_Exercise task:_
Images appear in the records below; leave them out and repeat everything else exactly.

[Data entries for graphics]
══════════════════════════════

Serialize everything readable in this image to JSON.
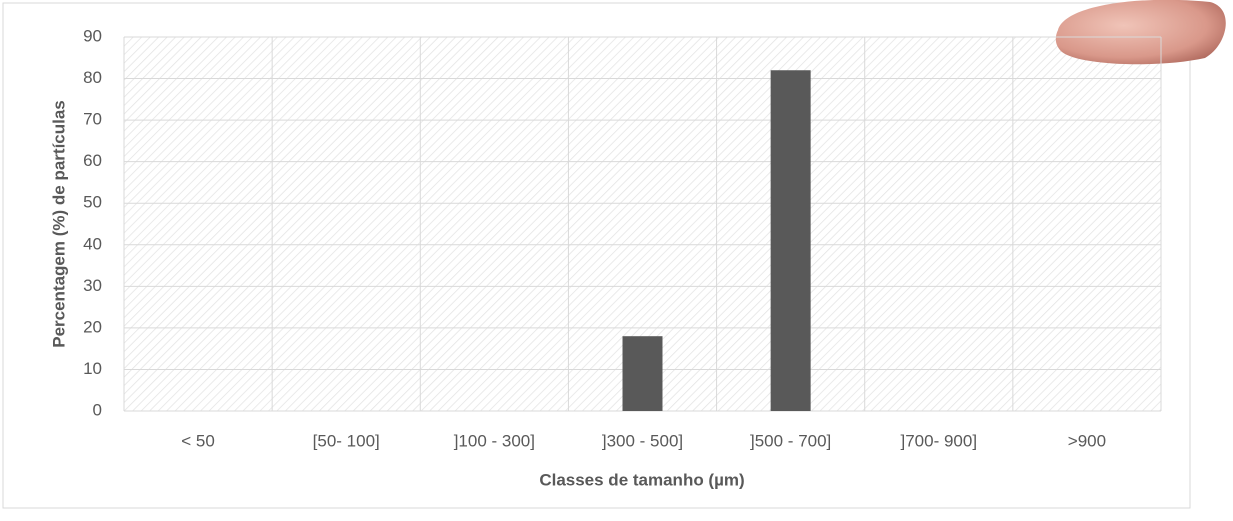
{
  "chart_data": {
    "type": "bar",
    "x_label": "Classes de tamanho (µm)",
    "y_label": "Percentagem (%) de partículas",
    "categories": [
      "< 50",
      "[50- 100]",
      "]100 - 300]",
      "]300 - 500]",
      "]500 - 700]",
      "]700- 900]",
      ">900"
    ],
    "values": [
      0,
      0,
      0,
      18,
      82,
      0,
      0
    ],
    "color": "#595959",
    "ylim": [
      0,
      90
    ],
    "yticks": [
      0,
      10,
      20,
      30,
      40,
      50,
      60,
      70,
      80,
      90
    ],
    "grid": true
  }
}
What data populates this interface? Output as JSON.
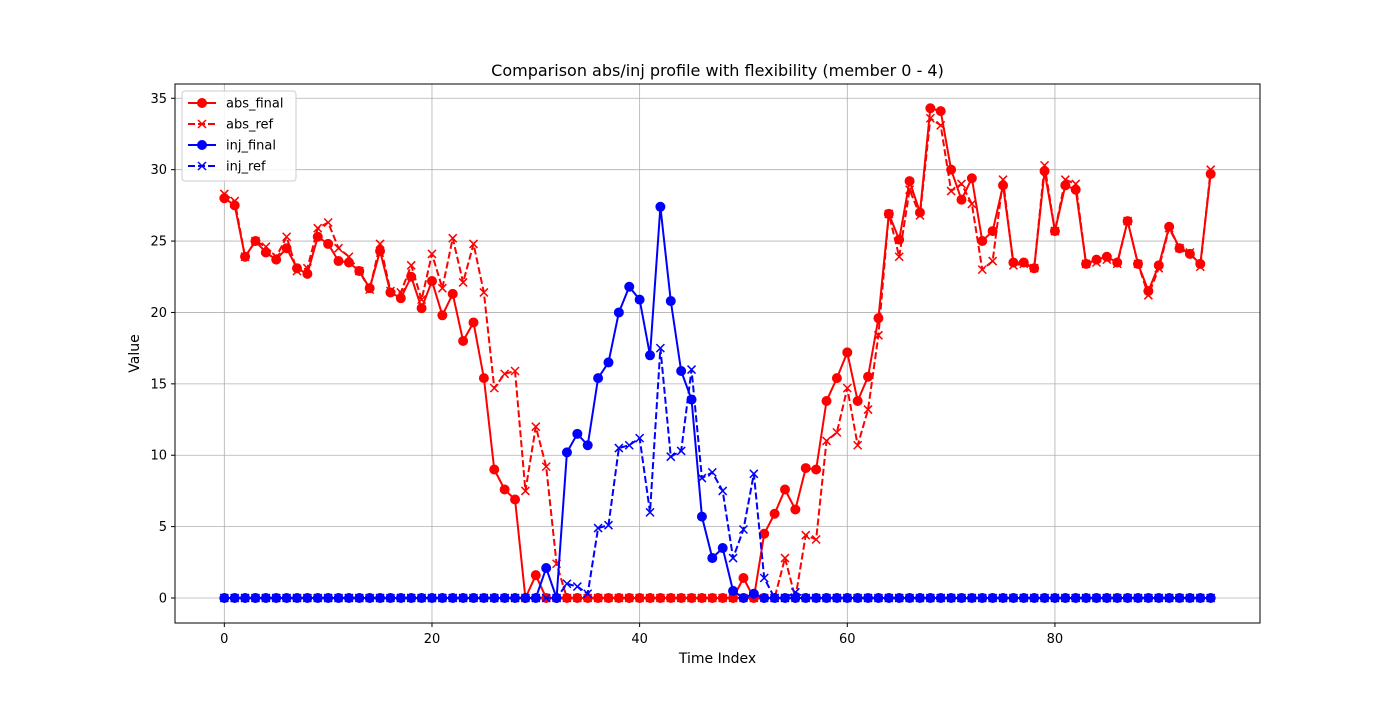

══════════════════════════════

_Exercise solution:_
Serialize everything readable in this image to JSON.
{
  "chart_data": {
    "type": "bar",
    "x_label": "Classes de tamanho (µm)",
    "y_label": "Percentagem (%) de partículas",
    "categories": [
      "< 50",
      "[50- 100]",
      "]100 - 300]",
      "]300 - 500]",
      "]500 - 700]",
      "]700- 900]",
      ">900"
    ],
    "values": [
      0,
      0,
      0,
      18,
      82,
      0,
      0
    ],
    "color": "#595959",
    "ylim": [
      0,
      90
    ],
    "yticks": [
      0,
      10,
      20,
      30,
      40,
      50,
      60,
      70,
      80,
      90
    ],
    "grid": true
  }
}
What data populates this interface? Output as JSON.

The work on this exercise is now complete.